## GOALS
[1] Decide whether each statement below agrees with the post on Elon Musk's Twitter acquisition: (a) Twitter could have grown into an advertising giant on the scale of Google or Facebook; (b) the loyalty email was sent as a Google forms email; (c) Musk picked his productivity metric after learning what the different engineers did. Answer yes or no for each and quote the words of the post that settle it.
[2] Write the next part of the post on Elon Musk's Twitter acquisition, beginning right after its last sentence.

## SOURCE DOCUMENT
— begin —

Looking at the Musk acquisition: I’ll be up front before I get into it. I think Elon is a jackass. I’ll say more about why, but being clear, I think he’s an idiot with no idea of what he’s gotten himself into.

That said: the company really needed to be shaken up. They hired far too many people – largely because of that same old indecisiveness. You can’t move existing staff off of what they’re doing and on to something new unless you’re willing to actually cancel the thing that they were working on. But cancelling a stream of in-progress work takes some responsibility, and you have to account for the now wasted sunk cost of what they were doing. So instead of making sure that everyone was working on something that was really important and valuable to the company, they just hired more people to do new things. As a result, they were really bloated.

So trimming down was something they really needed. Twitter is a company that, run well, could probably chug along making a reasonable profit, but it was never going to be a massive advertising juggernaut like Google or Facebook. So keeping tons of people on the staff when they aren’t really contributing to the bottom line just doesn’t work. Twitter couldn’t afford to pay that many people given the amount of money it was bringing in, but no one wanted to be responsible for deciding who to cut. So as sad as it is to see so many smart, hard-working people lose their jobs, it was pretty inevitable that it would happen eventually.

But The way that Elon did it was absolutely mind-numbingly stupid.

He started by creating a bullshit metric for measuring productivity. Then he stack-ranked engineers based on that bullshit metric, and fired everyone below a threshold. Obviously a brilliant way to do it, right? After all, metrics are based on data, and data is the basis of good decisions. So deciding who to fire and who to keep based on a metric will work out well!

Sadly, his metric didn’t include trivial, unimportant things like whether the people he was firing were essential to running the business. Because he chose the metric before he understood anything about what the different engineers did. An SRE might not commit as many lines of code to git, but god help your company if your service discovery system goes down, and you don’t have anyone who knows how to spin it back up without causing a massive DDOS across your infrastructure.

Then came the now-infamous loyalty email. Without telling any of the employees what he was planning, he demanded that they commit themselves to massive uncompensated increase in their workload. If they wouldn’t commit to it, the company would take that as a resignation. (And just to add insult to injury, he did it with a Google forms email.)

Dumb, dumb, dumb.

Particularly because, again, it didn’t bother to consider that people aren’t interchangable. There are some people that are really necessary, that the company can’t do without. What if they decide to leave rather than sign? (Which is exactly what happened, leading to managers making desperate phone calls begging people to come back.)

So dumb. As my friend Mike would say, “Oh fuck-a-duck”.

Elon is supposed to be a smart guy. So why is he doing such dumb stuff at twitter?

Easy. He’s not really that smart.

This is something I’ve learned from working in tech, where you deal with a lot of people who became very wealthy. Really wealthy people tend to lose touch with the reality of what’s going on around them. They get surrounded by sycophants who tell them how brilliant, how wonderful, how kind and generous they are. They say these things not because they’re true, but because it’s their job to say them.

— end —

Records excerpted from a collection:
— begin —

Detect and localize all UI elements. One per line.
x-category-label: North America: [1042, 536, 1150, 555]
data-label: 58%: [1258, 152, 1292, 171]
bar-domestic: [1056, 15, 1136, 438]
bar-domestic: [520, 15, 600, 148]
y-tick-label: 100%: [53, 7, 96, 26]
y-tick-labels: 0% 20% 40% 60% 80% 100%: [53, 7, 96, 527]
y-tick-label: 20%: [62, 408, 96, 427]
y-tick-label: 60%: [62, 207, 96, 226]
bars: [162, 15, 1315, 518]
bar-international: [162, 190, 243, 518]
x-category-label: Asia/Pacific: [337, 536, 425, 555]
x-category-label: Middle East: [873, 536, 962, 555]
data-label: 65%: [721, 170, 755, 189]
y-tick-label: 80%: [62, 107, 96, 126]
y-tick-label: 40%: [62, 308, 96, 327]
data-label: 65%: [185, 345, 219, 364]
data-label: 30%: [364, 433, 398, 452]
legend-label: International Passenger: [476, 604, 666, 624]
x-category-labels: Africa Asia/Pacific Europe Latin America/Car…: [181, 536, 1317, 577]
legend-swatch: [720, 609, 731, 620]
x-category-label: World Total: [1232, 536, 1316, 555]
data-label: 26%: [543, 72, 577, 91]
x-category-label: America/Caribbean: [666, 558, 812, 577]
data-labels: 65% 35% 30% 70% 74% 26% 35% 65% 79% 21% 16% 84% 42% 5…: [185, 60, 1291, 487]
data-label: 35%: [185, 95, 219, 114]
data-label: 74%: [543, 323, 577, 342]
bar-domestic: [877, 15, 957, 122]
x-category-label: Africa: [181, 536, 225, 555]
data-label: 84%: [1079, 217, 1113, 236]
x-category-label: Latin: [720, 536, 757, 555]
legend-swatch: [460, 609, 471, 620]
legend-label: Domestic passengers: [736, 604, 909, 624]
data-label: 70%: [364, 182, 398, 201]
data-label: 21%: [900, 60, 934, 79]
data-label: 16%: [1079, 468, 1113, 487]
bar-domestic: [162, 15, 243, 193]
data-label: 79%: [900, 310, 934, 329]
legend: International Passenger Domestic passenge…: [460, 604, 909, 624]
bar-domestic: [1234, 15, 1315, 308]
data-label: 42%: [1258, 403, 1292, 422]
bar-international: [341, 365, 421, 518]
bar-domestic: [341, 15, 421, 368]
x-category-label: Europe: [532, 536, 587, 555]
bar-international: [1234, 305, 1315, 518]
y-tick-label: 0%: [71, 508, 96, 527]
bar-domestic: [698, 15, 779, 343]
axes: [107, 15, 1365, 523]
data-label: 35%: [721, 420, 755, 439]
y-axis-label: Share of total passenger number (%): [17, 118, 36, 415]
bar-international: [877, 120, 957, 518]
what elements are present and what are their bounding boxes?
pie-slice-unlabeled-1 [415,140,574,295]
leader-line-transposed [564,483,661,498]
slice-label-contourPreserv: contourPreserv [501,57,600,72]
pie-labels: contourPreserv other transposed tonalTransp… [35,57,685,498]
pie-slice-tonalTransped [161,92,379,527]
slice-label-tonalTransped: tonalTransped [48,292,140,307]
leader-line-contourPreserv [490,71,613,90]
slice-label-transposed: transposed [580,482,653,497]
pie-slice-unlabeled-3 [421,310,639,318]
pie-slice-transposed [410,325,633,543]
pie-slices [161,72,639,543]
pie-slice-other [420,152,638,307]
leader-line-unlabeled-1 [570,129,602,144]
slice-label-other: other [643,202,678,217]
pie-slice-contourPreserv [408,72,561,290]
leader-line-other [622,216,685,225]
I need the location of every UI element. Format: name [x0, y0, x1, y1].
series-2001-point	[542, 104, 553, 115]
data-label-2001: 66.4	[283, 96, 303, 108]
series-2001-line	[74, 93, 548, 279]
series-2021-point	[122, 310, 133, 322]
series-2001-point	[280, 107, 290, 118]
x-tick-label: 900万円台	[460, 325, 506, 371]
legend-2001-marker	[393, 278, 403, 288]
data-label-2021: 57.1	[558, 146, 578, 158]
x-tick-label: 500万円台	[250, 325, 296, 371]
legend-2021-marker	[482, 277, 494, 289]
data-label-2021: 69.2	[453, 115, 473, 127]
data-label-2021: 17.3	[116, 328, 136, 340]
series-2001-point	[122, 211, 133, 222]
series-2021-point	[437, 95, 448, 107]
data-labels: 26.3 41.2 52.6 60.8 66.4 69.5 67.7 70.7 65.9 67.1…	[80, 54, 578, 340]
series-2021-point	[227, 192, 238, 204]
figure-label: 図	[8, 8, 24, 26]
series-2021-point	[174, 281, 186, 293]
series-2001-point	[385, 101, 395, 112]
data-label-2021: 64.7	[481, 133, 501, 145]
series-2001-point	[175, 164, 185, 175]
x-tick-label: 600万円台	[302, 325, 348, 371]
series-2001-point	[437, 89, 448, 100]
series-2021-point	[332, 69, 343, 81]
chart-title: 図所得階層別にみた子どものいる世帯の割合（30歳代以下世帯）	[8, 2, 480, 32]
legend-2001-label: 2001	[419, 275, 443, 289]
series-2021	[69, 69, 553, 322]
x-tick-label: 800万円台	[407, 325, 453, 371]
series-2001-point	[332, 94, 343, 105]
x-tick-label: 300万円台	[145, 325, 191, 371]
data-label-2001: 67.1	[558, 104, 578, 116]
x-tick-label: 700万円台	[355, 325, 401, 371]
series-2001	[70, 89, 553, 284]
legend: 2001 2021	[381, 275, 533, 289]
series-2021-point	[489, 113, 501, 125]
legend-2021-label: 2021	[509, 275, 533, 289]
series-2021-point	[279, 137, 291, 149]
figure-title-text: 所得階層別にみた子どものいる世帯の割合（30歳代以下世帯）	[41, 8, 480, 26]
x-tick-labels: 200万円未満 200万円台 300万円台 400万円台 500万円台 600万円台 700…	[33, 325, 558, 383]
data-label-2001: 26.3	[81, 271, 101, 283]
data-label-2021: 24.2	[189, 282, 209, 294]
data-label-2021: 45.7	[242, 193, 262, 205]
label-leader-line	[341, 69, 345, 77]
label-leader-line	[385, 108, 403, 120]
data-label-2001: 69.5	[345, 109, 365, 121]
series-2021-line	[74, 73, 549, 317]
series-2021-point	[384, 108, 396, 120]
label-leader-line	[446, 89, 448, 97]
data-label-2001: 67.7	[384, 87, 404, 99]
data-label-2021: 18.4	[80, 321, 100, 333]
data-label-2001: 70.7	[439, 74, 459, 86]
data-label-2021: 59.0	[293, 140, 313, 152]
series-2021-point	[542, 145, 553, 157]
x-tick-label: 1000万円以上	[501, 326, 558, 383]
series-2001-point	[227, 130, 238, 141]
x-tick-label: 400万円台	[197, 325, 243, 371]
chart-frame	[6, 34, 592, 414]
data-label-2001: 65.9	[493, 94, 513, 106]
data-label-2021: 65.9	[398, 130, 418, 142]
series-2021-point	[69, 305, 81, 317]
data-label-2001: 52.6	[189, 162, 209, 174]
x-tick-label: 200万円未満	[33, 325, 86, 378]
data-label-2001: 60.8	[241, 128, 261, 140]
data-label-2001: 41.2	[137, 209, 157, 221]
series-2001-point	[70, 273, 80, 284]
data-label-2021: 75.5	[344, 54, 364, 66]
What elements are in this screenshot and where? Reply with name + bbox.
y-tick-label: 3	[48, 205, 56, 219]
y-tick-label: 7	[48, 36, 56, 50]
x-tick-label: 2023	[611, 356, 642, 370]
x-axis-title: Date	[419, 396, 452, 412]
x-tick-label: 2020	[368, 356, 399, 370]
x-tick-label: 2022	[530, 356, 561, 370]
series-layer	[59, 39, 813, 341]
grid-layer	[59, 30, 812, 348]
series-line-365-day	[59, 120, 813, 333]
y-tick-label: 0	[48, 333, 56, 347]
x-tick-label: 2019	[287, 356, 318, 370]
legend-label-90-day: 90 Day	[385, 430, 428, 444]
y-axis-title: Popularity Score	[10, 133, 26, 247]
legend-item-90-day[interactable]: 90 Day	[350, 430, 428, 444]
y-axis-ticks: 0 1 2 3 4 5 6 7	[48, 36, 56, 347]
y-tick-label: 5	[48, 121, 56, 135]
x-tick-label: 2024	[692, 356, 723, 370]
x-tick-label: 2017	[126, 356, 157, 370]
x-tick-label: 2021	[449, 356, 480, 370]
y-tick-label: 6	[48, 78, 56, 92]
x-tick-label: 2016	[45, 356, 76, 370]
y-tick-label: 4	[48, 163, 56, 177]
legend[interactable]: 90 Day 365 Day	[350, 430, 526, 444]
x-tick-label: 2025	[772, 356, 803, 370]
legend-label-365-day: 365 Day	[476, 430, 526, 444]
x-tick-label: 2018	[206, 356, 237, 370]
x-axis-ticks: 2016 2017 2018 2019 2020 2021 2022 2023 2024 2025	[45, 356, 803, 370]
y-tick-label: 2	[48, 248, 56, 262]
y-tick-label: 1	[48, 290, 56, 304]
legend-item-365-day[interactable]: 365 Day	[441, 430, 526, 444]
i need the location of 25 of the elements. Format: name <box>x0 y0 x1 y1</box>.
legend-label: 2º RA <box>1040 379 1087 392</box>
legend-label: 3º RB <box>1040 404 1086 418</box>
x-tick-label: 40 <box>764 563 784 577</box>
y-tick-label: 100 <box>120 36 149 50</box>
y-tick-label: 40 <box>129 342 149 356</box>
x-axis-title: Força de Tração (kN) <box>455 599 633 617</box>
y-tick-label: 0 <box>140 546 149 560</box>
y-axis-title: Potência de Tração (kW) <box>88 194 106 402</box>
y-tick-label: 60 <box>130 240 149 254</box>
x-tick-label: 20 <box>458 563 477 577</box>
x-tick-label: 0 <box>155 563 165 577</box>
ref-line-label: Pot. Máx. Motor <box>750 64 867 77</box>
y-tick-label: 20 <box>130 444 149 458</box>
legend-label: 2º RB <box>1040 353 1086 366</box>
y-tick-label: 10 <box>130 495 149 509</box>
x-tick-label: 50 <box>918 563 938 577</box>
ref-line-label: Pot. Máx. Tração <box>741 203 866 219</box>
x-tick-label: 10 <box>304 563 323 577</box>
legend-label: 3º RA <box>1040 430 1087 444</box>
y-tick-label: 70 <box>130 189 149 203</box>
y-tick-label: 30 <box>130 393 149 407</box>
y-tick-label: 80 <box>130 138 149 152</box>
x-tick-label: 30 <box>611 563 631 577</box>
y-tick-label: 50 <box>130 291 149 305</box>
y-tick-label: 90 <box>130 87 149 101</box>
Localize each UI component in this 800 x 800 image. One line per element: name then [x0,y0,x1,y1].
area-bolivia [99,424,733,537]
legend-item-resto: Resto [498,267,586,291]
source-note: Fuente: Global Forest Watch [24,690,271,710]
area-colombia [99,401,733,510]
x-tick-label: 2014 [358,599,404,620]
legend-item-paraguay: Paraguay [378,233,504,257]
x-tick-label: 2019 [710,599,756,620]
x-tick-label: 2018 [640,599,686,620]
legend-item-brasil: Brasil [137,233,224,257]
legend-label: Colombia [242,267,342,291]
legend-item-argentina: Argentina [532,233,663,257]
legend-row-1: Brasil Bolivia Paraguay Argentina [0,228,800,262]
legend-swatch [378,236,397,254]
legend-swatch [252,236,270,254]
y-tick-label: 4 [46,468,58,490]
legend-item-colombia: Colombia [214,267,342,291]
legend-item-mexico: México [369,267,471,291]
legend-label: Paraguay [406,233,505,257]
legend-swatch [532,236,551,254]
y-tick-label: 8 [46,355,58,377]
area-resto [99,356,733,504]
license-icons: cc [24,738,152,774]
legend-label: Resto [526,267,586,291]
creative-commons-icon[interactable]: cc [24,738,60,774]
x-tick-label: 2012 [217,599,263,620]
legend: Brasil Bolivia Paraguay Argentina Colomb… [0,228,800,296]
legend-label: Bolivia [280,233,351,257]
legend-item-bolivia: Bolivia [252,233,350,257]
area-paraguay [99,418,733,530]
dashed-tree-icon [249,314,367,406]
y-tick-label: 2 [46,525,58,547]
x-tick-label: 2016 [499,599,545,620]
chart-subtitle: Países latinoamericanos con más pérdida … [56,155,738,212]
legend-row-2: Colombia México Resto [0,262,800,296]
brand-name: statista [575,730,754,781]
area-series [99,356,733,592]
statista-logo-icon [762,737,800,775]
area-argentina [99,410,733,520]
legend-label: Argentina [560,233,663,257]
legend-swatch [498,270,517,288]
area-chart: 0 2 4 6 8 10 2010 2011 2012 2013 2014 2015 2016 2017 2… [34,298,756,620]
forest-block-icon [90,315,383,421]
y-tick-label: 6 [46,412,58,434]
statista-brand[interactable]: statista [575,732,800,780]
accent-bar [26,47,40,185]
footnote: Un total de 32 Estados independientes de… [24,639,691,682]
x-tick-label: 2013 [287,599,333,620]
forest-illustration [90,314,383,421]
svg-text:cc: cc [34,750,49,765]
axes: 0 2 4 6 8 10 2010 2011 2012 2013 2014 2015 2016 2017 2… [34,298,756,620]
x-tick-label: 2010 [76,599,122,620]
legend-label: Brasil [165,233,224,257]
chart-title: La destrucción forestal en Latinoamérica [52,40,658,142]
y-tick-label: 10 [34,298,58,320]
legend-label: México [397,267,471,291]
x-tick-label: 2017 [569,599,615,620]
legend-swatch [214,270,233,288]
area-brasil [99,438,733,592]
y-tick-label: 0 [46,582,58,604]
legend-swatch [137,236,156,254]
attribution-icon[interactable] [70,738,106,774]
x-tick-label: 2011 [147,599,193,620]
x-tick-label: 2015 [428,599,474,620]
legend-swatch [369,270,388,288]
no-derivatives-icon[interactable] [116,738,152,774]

— end —

## RESULTS OF THE EXERCISE
[1]
(a) No: "it was never going to be a massive advertising juggernaut like Google or Facebook."
(b) Yes: "he did it with a Google forms email."
(c) No: "he chose the metric before he understood anything about what the different engineers did."

[2]
But if you’re a person who hears nothing, from dawn to dusk, but how brilliant you are, you’ll start to believe it. I’ve seen, several times, how this can change people. People who used to be reasonable and down to earth, but after a few years of being surrounded by yes-men and sycophants completely lose touch.

Elon is an extreme case of that. He grew up in a rich family, and from the time he was a tiny child, he’s been surrounded by people whose job it is to tell him how smart, how brilliant, how insightful, how wonderful he is. And he genuinely believes that. In his head, he’s a combination of Einstein, Plato, and Ghandi – he’s one of the finest fruits of the entire human race. Anyone who dares to say otherwise gets fired and kicked out of the great presence of the mighty Musk.

Remember that this is a guy who went to Stanford, and dropped out, because he didn’t like dealing with Professors who thought they knew more than he did. He’s a guy who believes that he’s a brilliant rocket scientist, but who stumbles every time he tries to talk about it. But he believes that he’s an expert – because (a) he’s the smartest guy in the world, and (b) all of the engineers in his company tell him how brilliant he is and how much he’s contributing to their work. He’d never even consider the possibility that they say that because he’dfire them if he didn’t. And, besides, as I’m sure his fanboys are going to say: If he’s not so smart, then why does he have so much more money than me?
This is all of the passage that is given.